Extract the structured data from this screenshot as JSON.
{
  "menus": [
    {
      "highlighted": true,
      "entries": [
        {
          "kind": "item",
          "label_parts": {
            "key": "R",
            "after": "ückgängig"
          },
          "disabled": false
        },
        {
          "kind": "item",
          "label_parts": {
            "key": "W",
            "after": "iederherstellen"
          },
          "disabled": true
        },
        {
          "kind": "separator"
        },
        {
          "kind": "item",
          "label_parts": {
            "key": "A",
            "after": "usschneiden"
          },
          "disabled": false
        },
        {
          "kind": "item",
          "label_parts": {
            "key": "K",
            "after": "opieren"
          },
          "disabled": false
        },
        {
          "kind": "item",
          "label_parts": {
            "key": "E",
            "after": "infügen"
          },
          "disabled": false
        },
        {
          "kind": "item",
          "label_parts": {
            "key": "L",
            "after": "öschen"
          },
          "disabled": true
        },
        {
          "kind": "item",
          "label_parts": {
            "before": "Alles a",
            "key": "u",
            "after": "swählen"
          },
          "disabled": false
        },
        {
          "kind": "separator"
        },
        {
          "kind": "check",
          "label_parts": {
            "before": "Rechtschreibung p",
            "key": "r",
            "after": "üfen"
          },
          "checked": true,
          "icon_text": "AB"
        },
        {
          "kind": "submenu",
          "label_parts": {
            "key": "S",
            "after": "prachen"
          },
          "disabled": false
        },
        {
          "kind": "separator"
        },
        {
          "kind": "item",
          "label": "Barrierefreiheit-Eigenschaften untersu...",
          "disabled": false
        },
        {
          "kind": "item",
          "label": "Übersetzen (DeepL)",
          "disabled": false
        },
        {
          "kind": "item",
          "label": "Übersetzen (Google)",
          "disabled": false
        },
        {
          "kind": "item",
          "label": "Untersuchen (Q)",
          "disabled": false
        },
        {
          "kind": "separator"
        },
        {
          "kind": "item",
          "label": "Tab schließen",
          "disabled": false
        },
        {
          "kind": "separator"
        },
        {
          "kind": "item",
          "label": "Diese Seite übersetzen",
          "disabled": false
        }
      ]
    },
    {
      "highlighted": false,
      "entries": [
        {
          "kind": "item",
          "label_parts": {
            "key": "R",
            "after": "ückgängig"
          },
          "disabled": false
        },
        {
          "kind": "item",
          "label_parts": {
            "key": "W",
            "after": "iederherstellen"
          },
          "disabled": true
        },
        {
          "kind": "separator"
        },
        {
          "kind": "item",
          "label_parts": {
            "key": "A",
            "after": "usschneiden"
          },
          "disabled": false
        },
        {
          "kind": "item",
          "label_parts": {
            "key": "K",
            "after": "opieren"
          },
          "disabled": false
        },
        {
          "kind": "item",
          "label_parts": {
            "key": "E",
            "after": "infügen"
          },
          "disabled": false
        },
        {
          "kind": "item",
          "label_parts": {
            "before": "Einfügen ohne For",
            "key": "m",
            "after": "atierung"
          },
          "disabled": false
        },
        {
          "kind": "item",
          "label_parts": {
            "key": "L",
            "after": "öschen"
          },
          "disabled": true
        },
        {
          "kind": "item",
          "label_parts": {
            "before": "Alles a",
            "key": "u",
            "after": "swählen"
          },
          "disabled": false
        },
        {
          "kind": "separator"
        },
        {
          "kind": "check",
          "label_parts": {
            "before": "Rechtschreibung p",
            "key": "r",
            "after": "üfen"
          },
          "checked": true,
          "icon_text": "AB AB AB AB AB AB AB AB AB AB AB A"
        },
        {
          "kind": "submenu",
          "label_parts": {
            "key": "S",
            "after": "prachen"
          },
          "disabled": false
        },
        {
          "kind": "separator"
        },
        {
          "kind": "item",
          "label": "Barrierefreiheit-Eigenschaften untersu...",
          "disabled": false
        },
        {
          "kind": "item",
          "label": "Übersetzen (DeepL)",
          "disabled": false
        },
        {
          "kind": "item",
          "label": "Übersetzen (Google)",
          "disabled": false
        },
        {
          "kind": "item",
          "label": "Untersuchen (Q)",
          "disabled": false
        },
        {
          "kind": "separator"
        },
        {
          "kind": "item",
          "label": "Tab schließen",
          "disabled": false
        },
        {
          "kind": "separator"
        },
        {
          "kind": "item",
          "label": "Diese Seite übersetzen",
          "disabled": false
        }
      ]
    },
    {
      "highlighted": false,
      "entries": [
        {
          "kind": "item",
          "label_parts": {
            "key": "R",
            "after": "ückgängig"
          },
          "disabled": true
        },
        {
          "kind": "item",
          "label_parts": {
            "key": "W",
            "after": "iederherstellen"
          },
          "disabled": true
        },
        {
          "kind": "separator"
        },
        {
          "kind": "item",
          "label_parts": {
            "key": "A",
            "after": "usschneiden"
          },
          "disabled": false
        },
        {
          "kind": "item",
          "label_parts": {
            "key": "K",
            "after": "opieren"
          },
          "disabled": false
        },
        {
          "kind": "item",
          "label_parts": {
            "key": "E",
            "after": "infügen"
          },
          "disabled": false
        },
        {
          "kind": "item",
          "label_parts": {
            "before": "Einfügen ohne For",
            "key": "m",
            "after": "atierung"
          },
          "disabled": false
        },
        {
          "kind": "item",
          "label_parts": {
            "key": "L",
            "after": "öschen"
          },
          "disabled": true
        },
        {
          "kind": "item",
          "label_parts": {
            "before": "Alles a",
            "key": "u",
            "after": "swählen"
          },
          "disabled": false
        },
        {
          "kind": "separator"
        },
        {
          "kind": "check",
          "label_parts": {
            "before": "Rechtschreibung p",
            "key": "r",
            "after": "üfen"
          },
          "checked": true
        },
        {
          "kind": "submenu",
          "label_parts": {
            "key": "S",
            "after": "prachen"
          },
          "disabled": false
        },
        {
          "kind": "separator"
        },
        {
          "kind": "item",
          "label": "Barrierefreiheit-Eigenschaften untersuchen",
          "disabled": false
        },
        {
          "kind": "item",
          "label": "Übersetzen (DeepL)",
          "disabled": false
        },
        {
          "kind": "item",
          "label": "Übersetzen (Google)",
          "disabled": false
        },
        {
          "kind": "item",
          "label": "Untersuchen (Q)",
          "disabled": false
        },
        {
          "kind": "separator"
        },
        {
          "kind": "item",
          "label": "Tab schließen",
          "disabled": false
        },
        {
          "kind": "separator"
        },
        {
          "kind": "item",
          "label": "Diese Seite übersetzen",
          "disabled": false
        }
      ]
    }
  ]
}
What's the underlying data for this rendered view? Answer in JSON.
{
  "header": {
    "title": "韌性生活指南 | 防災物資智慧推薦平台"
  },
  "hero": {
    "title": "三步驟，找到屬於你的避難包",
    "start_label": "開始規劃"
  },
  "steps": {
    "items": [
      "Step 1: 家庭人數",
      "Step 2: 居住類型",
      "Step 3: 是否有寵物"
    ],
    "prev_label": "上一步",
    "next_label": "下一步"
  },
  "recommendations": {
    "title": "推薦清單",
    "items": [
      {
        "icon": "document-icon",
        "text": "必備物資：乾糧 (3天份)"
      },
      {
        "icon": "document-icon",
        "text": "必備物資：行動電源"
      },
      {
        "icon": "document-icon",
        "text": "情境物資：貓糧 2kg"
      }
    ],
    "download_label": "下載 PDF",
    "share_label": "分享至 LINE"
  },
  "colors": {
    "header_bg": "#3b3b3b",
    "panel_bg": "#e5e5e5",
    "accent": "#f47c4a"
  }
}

════════

**INSTRUCTIONS TO FOLLOW**
Make an exact copy of the records.

**THE REPLY**
Extract the structured data from this screenshot as JSON.
{
  "menus": [
    {
      "highlighted": true,
      "entries": [
        {
          "kind": "item",
          "label_parts": {
            "key": "R",
            "after": "ückgängig"
          },
          "disabled": false
        },
        {
          "kind": "item",
          "label_parts": {
            "key": "W",
            "after": "iederherstellen"
          },
          "disabled": true
        },
        {
          "kind": "separator"
        },
        {
          "kind": "item",
          "label_parts": {
            "key": "A",
            "after": "usschneiden"
          },
          "disabled": false
        },
        {
          "kind": "item",
          "label_parts": {
            "key": "K",
            "after": "opieren"
          },
          "disabled": false
        },
        {
          "kind": "item",
          "label_parts": {
            "key": "E",
            "after": "infügen"
          },
          "disabled": false
        },
        {
          "kind": "item",
          "label_parts": {
            "key": "L",
            "after": "öschen"
          },
          "disabled": true
        },
        {
          "kind": "item",
          "label_parts": {
            "before": "Alles a",
            "key": "u",
            "after": "swählen"
          },
          "disabled": false
        },
        {
          "kind": "separator"
        },
        {
          "kind": "check",
          "label_parts": {
            "before": "Rechtschreibung p",
            "key": "r",
            "after": "üfen"
          },
          "checked": true,
          "icon_text": "AB"
        },
        {
          "kind": "submenu",
          "label_parts": {
            "key": "S",
            "after": "prachen"
          },
          "disabled": false
        },
        {
          "kind": "separator"
        },
        {
          "kind": "item",
          "label": "Barrierefreiheit-Eigenschaften untersu...",
          "disabled": false
        },
        {
          "kind": "item",
          "label": "Übersetzen (DeepL)",
          "disabled": false
        },
        {
          "kind": "item",
          "label": "Übersetzen (Google)",
          "disabled": false
        },
        {
          "kind": "item",
          "label": "Untersuchen (Q)",
          "disabled": false
        },
        {
          "kind": "separator"
        },
        {
          "kind": "item",
          "label": "Tab schließen",
          "disabled": false
        },
        {
          "kind": "separator"
        },
        {
          "kind": "item",
          "label": "Diese Seite übersetzen",
          "disabled": false
        }
      ]
    },
    {
      "highlighted": false,
      "entries": [
        {
          "kind": "item",
          "label_parts": {
            "key": "R",
            "after": "ückgängig"
          },
          "disabled": false
        },
        {
          "kind": "item",
          "label_parts": {
            "key": "W",
            "after": "iederherstellen"
          },
          "disabled": true
        },
        {
          "kind": "separator"
        },
        {
          "kind": "item",
          "label_parts": {
            "key": "A",
            "after": "usschneiden"
          },
          "disabled": false
        },
        {
          "kind": "item",
          "label_parts": {
            "key": "K",
            "after": "opieren"
          },
          "disabled": false
        },
        {
          "kind": "item",
          "label_parts": {
            "key": "E",
            "after": "infügen"
          },
          "disabled": false
        },
        {
          "kind": "item",
          "label_parts": {
            "before": "Einfügen ohne For",
            "key": "m",
            "after": "atierung"
          },
          "disabled": false
        },
        {
          "kind": "item",
          "label_parts": {
            "key": "L",
            "after": "öschen"
          },
          "disabled": true
        },
        {
          "kind": "item",
          "label_parts": {
            "before": "Alles a",
            "key": "u",
            "after": "swählen"
          },
          "disabled": false
        },
        {
          "kind": "separator"
        },
        {
          "kind": "check",
          "label_parts": {
            "before": "Rechtschreibung p",
            "key": "r",
            "after": "üfen"
          },
          "checked": true,
          "icon_text": "AB AB AB AB AB AB AB AB AB AB AB A"
        },
        {
          "kind": "submenu",
          "label_parts": {
            "key": "S",
            "after": "prachen"
          },
          "disabled": false
        },
        {
          "kind": "separator"
        },
        {
          "kind": "item",
          "label": "Barrierefreiheit-Eigenschaften untersu...",
          "disabled": false
        },
        {
          "kind": "item",
          "label": "Übersetzen (DeepL)",
          "disabled": false
        },
        {
          "kind": "item",
          "label": "Übersetzen (Google)",
          "disabled": false
        },
        {
          "kind": "item",
          "label": "Untersuchen (Q)",
          "disabled": false
        },
        {
          "kind": "separator"
        },
        {
          "kind": "item",
          "label": "Tab schließen",
          "disabled": false
        },
        {
          "kind": "separator"
        },
        {
          "kind": "item",
          "label": "Diese Seite übersetzen",
          "disabled": false
        }
      ]
    },
    {
      "highlighted": false,
      "entries": [
        {
          "kind": "item",
          "label_parts": {
            "key": "R",
            "after": "ückgängig"
          },
          "disabled": true
        },
        {
          "kind": "item",
          "label_parts": {
            "key": "W",
            "after": "iederherstellen"
          },
          "disabled": true
        },
        {
          "kind": "separator"
        },
        {
          "kind": "item",
          "label_parts": {
            "key": "A",
            "after": "usschneiden"
          },
          "disabled": false
        },
        {
          "kind": "item",
          "label_parts": {
            "key": "K",
            "after": "opieren"
          },
          "disabled": false
        },
        {
          "kind": "item",
          "label_parts": {
            "key": "E",
            "after": "infügen"
          },
          "disabled": false
        },
        {
          "kind": "item",
          "label_parts": {
            "before": "Einfügen ohne For",
            "key": "m",
            "after": "atierung"
          },
          "disabled": false
        },
        {
          "kind": "item",
          "label_parts": {
            "key": "L",
            "after": "öschen"
          },
          "disabled": true
        },
        {
          "kind": "item",
          "label_parts": {
            "before": "Alles a",
            "key": "u",
            "after": "swählen"
          },
          "disabled": false
        },
        {
          "kind": "separator"
        },
        {
          "kind": "check",
          "label_parts": {
            "before": "Rechtschreibung p",
            "key": "r",
            "after": "üfen"
          },
          "checked": true
        },
        {
          "kind": "submenu",
          "label_parts": {
            "key": "S",
            "after": "prachen"
          },
          "disabled": false
        },
        {
          "kind": "separator"
        },
        {
          "kind": "item",
          "label": "Barrierefreiheit-Eigenschaften untersuchen",
          "disabled": false
        },
        {
          "kind": "item",
          "label": "Übersetzen (DeepL)",
          "disabled": false
        },
        {
          "kind": "item",
          "label": "Übersetzen (Google)",
          "disabled": false
        },
        {
          "kind": "item",
          "label": "Untersuchen (Q)",
          "disabled": false
        },
        {
          "kind": "separator"
        },
        {
          "kind": "item",
          "label": "Tab schließen",
          "disabled": false
        },
        {
          "kind": "separator"
        },
        {
          "kind": "item",
          "label": "Diese Seite übersetzen",
          "disabled": false
        }
      ]
    }
  ]
}
What's the underlying data for this rendered view? Answer in JSON.
{
  "header": {
    "title": "韌性生活指南 | 防災物資智慧推薦平台"
  },
  "hero": {
    "title": "三步驟，找到屬於你的避難包",
    "start_label": "開始規劃"
  },
  "steps": {
    "items": [
      "Step 1: 家庭人數",
      "Step 2: 居住類型",
      "Step 3: 是否有寵物"
    ],
    "prev_label": "上一步",
    "next_label": "下一步"
  },
  "recommendations": {
    "title": "推薦清單",
    "items": [
      {
        "icon": "document-icon",
        "text": "必備物資：乾糧 (3天份)"
      },
      {
        "icon": "document-icon",
        "text": "必備物資：行動電源"
      },
      {
        "icon": "document-icon",
        "text": "情境物資：貓糧 2kg"
      }
    ],
    "download_label": "下載 PDF",
    "share_label": "分享至 LINE"
  },
  "colors": {
    "header_bg": "#3b3b3b",
    "panel_bg": "#e5e5e5",
    "accent": "#f47c4a"
  }
}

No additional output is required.